(PROBLEM REQUIREMENTS)
Every record below is to be retyped exactly, with any pictures left out.

Segment Start: INPUT

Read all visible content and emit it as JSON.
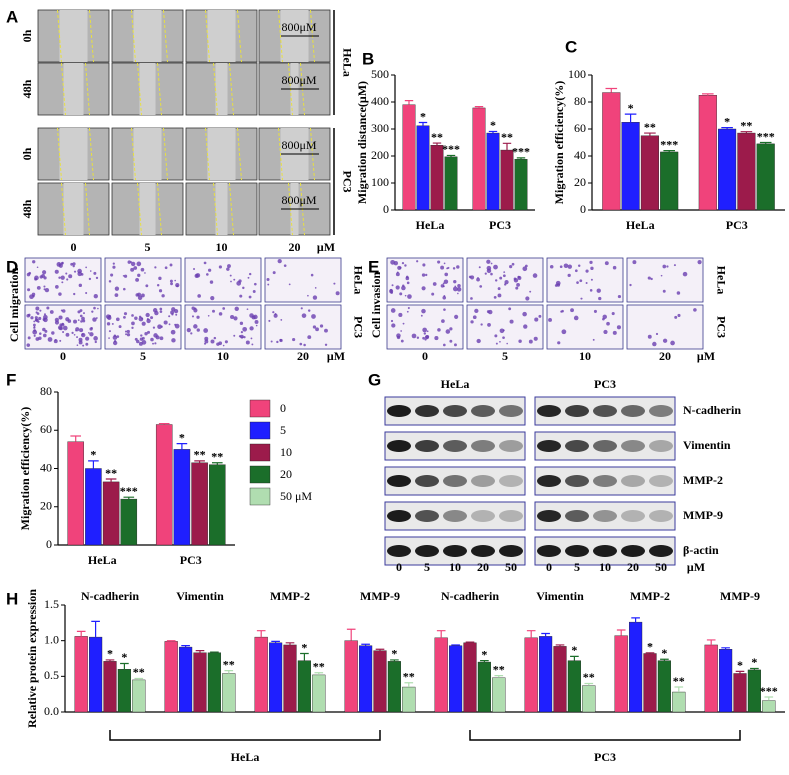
{
  "panel_labels": [
    "A",
    "B",
    "C",
    "D",
    "E",
    "F",
    "G",
    "H"
  ],
  "panel_a": {
    "rows": [
      "0h",
      "48h",
      "0h",
      "48h"
    ],
    "cell_lines": [
      "HeLa",
      "PC3"
    ],
    "scale_bar": "800μM",
    "doses": [
      "0",
      "5",
      "10",
      "20"
    ],
    "unit": "μM"
  },
  "panel_d": {
    "side_label": "Cell migration",
    "cell_lines": [
      "HeLa",
      "PC3"
    ],
    "doses": [
      "0",
      "5",
      "10",
      "20"
    ],
    "unit": "μM"
  },
  "panel_e": {
    "side_label": "Cell invasion",
    "cell_lines": [
      "HeLa",
      "PC3"
    ],
    "doses": [
      "0",
      "5",
      "10",
      "20"
    ],
    "unit": "μM"
  },
  "panel_g": {
    "cell_lines": [
      "HeLa",
      "PC3"
    ],
    "proteins": [
      "N-cadherin",
      "Vimentin",
      "MMP-2",
      "MMP-9",
      "β-actin"
    ],
    "doses": [
      "0",
      "5",
      "10",
      "20",
      "50"
    ],
    "unit": "μM"
  },
  "chart_data": [
    {
      "type": "bar",
      "y_label": "Migration distance(μM)",
      "categories": [
        "HeLa",
        "PC3"
      ],
      "ylim": [
        0,
        500
      ],
      "yticks": [
        0,
        100,
        200,
        300,
        400,
        500
      ],
      "series": [
        {
          "color": "#f0437b",
          "values": [
            390,
            378
          ],
          "errors": [
            15,
            5
          ]
        },
        {
          "color": "#1f1fff",
          "values": [
            312,
            285
          ],
          "errors": [
            12,
            6
          ],
          "significance": [
            "*",
            "*"
          ]
        },
        {
          "color": "#9c1b4b",
          "values": [
            240,
            222
          ],
          "errors": [
            8,
            25
          ],
          "significance": [
            "**",
            "**"
          ]
        },
        {
          "color": "#1b6e2a",
          "values": [
            197,
            188
          ],
          "errors": [
            5,
            5
          ],
          "significance": [
            "***",
            "***"
          ]
        }
      ]
    },
    {
      "type": "bar",
      "y_label": "Migration efficiency(%)",
      "categories": [
        "HeLa",
        "PC3"
      ],
      "ylim": [
        0,
        100
      ],
      "yticks": [
        0,
        20,
        40,
        60,
        80,
        100
      ],
      "series": [
        {
          "color": "#f0437b",
          "values": [
            87,
            85
          ],
          "errors": [
            3,
            1
          ]
        },
        {
          "color": "#1f1fff",
          "values": [
            65,
            60
          ],
          "errors": [
            6,
            1
          ],
          "significance": [
            "*",
            "*"
          ]
        },
        {
          "color": "#9c1b4b",
          "values": [
            55,
            57
          ],
          "errors": [
            2,
            1
          ],
          "significance": [
            "**",
            "**"
          ]
        },
        {
          "color": "#1b6e2a",
          "values": [
            43,
            49
          ],
          "errors": [
            1,
            1
          ],
          "significance": [
            "***",
            "***"
          ]
        }
      ]
    },
    {
      "type": "bar",
      "y_label": "Migration efficiency(%)",
      "categories": [
        "HeLa",
        "PC3"
      ],
      "ylim": [
        0,
        80
      ],
      "yticks": [
        0,
        20,
        40,
        60,
        80
      ],
      "series": [
        {
          "color": "#f0437b",
          "values": [
            54,
            63
          ],
          "errors": [
            3,
            0.5
          ]
        },
        {
          "color": "#1f1fff",
          "values": [
            40,
            50
          ],
          "errors": [
            4,
            3
          ],
          "significance": [
            "*",
            "*"
          ]
        },
        {
          "color": "#9c1b4b",
          "values": [
            33,
            43
          ],
          "errors": [
            1.5,
            1
          ],
          "significance": [
            "**",
            "**"
          ]
        },
        {
          "color": "#1b6e2a",
          "values": [
            24,
            42
          ],
          "errors": [
            1,
            1
          ],
          "significance": [
            "***",
            "**"
          ]
        }
      ]
    },
    {
      "type": "bar",
      "y_label": "Relative protein expression",
      "categories": [
        "N-cadherin",
        "Vimentin",
        "MMP-2",
        "MMP-9",
        "N-cadherin",
        "Vimentin",
        "MMP-2",
        "MMP-9"
      ],
      "groups": [
        "HeLa",
        "PC3"
      ],
      "ylim": [
        0,
        1.5
      ],
      "yticks": [
        {
          "value": 0,
          "label": "0.0"
        },
        0.5,
        {
          "value": 1,
          "label": "1.0"
        },
        1.5
      ],
      "series": [
        {
          "name": "0",
          "color": "#f0437b",
          "values": [
            1.06,
            0.99,
            1.05,
            1.0,
            1.04,
            1.04,
            1.07,
            0.94
          ],
          "errors": [
            0.07,
            0.01,
            0.09,
            0.16,
            0.1,
            0.1,
            0.08,
            0.07
          ]
        },
        {
          "name": "5",
          "color": "#1f1fff",
          "values": [
            1.05,
            0.91,
            0.97,
            0.93,
            0.93,
            1.06,
            1.26,
            0.88
          ],
          "errors": [
            0.22,
            0.02,
            0.02,
            0.02,
            0.01,
            0.04,
            0.06,
            0.02
          ]
        },
        {
          "name": "10",
          "color": "#9c1b4b",
          "values": [
            0.71,
            0.83,
            0.94,
            0.86,
            0.97,
            0.92,
            0.82,
            0.54
          ],
          "errors": [
            0.02,
            0.03,
            0.03,
            0.02,
            0.01,
            0.02,
            0.01,
            0.03
          ],
          "significance": [
            "*",
            null,
            null,
            null,
            null,
            null,
            "*",
            "*"
          ]
        },
        {
          "name": "20",
          "color": "#1b6e2a",
          "values": [
            0.6,
            0.83,
            0.72,
            0.71,
            0.7,
            0.72,
            0.72,
            0.59
          ],
          "errors": [
            0.08,
            0.01,
            0.1,
            0.02,
            0.02,
            0.06,
            0.02,
            0.02
          ],
          "significance": [
            "*",
            null,
            "*",
            "*",
            "*",
            "*",
            "*",
            "*"
          ]
        },
        {
          "name": "50 μM",
          "color": "#b0ddb0",
          "values": [
            0.45,
            0.54,
            0.52,
            0.35,
            0.48,
            0.37,
            0.28,
            0.16
          ],
          "errors": [
            0.02,
            0.04,
            0.03,
            0.06,
            0.03,
            0.03,
            0.07,
            0.05
          ],
          "significance": [
            "**",
            "**",
            "**",
            "**",
            "**",
            "**",
            "**",
            "***"
          ]
        }
      ]
    }
  ]
}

Segment End: INPUT

(RESPONSE)
Read all visible content and emit it as JSON.
{
  "panel_labels": [
    "A",
    "B",
    "C",
    "D",
    "E",
    "F",
    "G",
    "H"
  ],
  "panel_a": {
    "rows": [
      "0h",
      "48h",
      "0h",
      "48h"
    ],
    "cell_lines": [
      "HeLa",
      "PC3"
    ],
    "scale_bar": "800μM",
    "doses": [
      "0",
      "5",
      "10",
      "20"
    ],
    "unit": "μM"
  },
  "panel_d": {
    "side_label": "Cell migration",
    "cell_lines": [
      "HeLa",
      "PC3"
    ],
    "doses": [
      "0",
      "5",
      "10",
      "20"
    ],
    "unit": "μM"
  },
  "panel_e": {
    "side_label": "Cell invasion",
    "cell_lines": [
      "HeLa",
      "PC3"
    ],
    "doses": [
      "0",
      "5",
      "10",
      "20"
    ],
    "unit": "μM"
  },
  "panel_g": {
    "cell_lines": [
      "HeLa",
      "PC3"
    ],
    "proteins": [
      "N-cadherin",
      "Vimentin",
      "MMP-2",
      "MMP-9",
      "β-actin"
    ],
    "doses": [
      "0",
      "5",
      "10",
      "20",
      "50"
    ],
    "unit": "μM"
  },
  "chart_data": [
    {
      "type": "bar",
      "y_label": "Migration distance(μM)",
      "categories": [
        "HeLa",
        "PC3"
      ],
      "ylim": [
        0,
        500
      ],
      "yticks": [
        0,
        100,
        200,
        300,
        400,
        500
      ],
      "series": [
        {
          "color": "#f0437b",
          "values": [
            390,
            378
          ],
          "errors": [
            15,
            5
          ]
        },
        {
          "color": "#1f1fff",
          "values": [
            312,
            285
          ],
          "errors": [
            12,
            6
          ],
          "significance": [
            "*",
            "*"
          ]
        },
        {
          "color": "#9c1b4b",
          "values": [
            240,
            222
          ],
          "errors": [
            8,
            25
          ],
          "significance": [
            "**",
            "**"
          ]
        },
        {
          "color": "#1b6e2a",
          "values": [
            197,
            188
          ],
          "errors": [
            5,
            5
          ],
          "significance": [
            "***",
            "***"
          ]
        }
      ]
    },
    {
      "type": "bar",
      "y_label": "Migration efficiency(%)",
      "categories": [
        "HeLa",
        "PC3"
      ],
      "ylim": [
        0,
        100
      ],
      "yticks": [
        0,
        20,
        40,
        60,
        80,
        100
      ],
      "series": [
        {
          "color": "#f0437b",
          "values": [
            87,
            85
          ],
          "errors": [
            3,
            1
          ]
        },
        {
          "color": "#1f1fff",
          "values": [
            65,
            60
          ],
          "errors": [
            6,
            1
          ],
          "significance": [
            "*",
            "*"
          ]
        },
        {
          "color": "#9c1b4b",
          "values": [
            55,
            57
          ],
          "errors": [
            2,
            1
          ],
          "significance": [
            "**",
            "**"
          ]
        },
        {
          "color": "#1b6e2a",
          "values": [
            43,
            49
          ],
          "errors": [
            1,
            1
          ],
          "significance": [
            "***",
            "***"
          ]
        }
      ]
    },
    {
      "type": "bar",
      "y_label": "Migration efficiency(%)",
      "categories": [
        "HeLa",
        "PC3"
      ],
      "ylim": [
        0,
        80
      ],
      "yticks": [
        0,
        20,
        40,
        60,
        80
      ],
      "series": [
        {
          "color": "#f0437b",
          "values": [
            54,
            63
          ],
          "errors": [
            3,
            0.5
          ]
        },
        {
          "color": "#1f1fff",
          "values": [
            40,
            50
          ],
          "errors": [
            4,
            3
          ],
          "significance": [
            "*",
            "*"
          ]
        },
        {
          "color": "#9c1b4b",
          "values": [
            33,
            43
          ],
          "errors": [
            1.5,
            1
          ],
          "significance": [
            "**",
            "**"
          ]
        },
        {
          "color": "#1b6e2a",
          "values": [
            24,
            42
          ],
          "errors": [
            1,
            1
          ],
          "significance": [
            "***",
            "**"
          ]
        }
      ]
    },
    {
      "type": "bar",
      "y_label": "Relative protein expression",
      "categories": [
        "N-cadherin",
        "Vimentin",
        "MMP-2",
        "MMP-9",
        "N-cadherin",
        "Vimentin",
        "MMP-2",
        "MMP-9"
      ],
      "groups": [
        "HeLa",
        "PC3"
      ],
      "ylim": [
        0,
        1.5
      ],
      "yticks": [
        {
          "value": 0,
          "label": "0.0"
        },
        0.5,
        {
          "value": 1,
          "label": "1.0"
        },
        1.5
      ],
      "series": [
        {
          "name": "0",
          "color": "#f0437b",
          "values": [
            1.06,
            0.99,
            1.05,
            1.0,
            1.04,
            1.04,
            1.07,
            0.94
          ],
          "errors": [
            0.07,
            0.01,
            0.09,
            0.16,
            0.1,
            0.1,
            0.08,
            0.07
          ]
        },
        {
          "name": "5",
          "color": "#1f1fff",
          "values": [
            1.05,
            0.91,
            0.97,
            0.93,
            0.93,
            1.06,
            1.26,
            0.88
          ],
          "errors": [
            0.22,
            0.02,
            0.02,
            0.02,
            0.01,
            0.04,
            0.06,
            0.02
          ]
        },
        {
          "name": "10",
          "color": "#9c1b4b",
          "values": [
            0.71,
            0.83,
            0.94,
            0.86,
            0.97,
            0.92,
            0.82,
            0.54
          ],
          "errors": [
            0.02,
            0.03,
            0.03,
            0.02,
            0.01,
            0.02,
            0.01,
            0.03
          ],
          "significance": [
            "*",
            null,
            null,
            null,
            null,
            null,
            "*",
            "*"
          ]
        },
        {
          "name": "20",
          "color": "#1b6e2a",
          "values": [
            0.6,
            0.83,
            0.72,
            0.71,
            0.7,
            0.72,
            0.72,
            0.59
          ],
          "errors": [
            0.08,
            0.01,
            0.1,
            0.02,
            0.02,
            0.06,
            0.02,
            0.02
          ],
          "significance": [
            "*",
            null,
            "*",
            "*",
            "*",
            "*",
            "*",
            "*"
          ]
        },
        {
          "name": "50 μM",
          "color": "#b0ddb0",
          "values": [
            0.45,
            0.54,
            0.52,
            0.35,
            0.48,
            0.37,
            0.28,
            0.16
          ],
          "errors": [
            0.02,
            0.04,
            0.03,
            0.06,
            0.03,
            0.03,
            0.07,
            0.05
          ],
          "significance": [
            "**",
            "**",
            "**",
            "**",
            "**",
            "**",
            "**",
            "***"
          ]
        }
      ]
    }
  ]
}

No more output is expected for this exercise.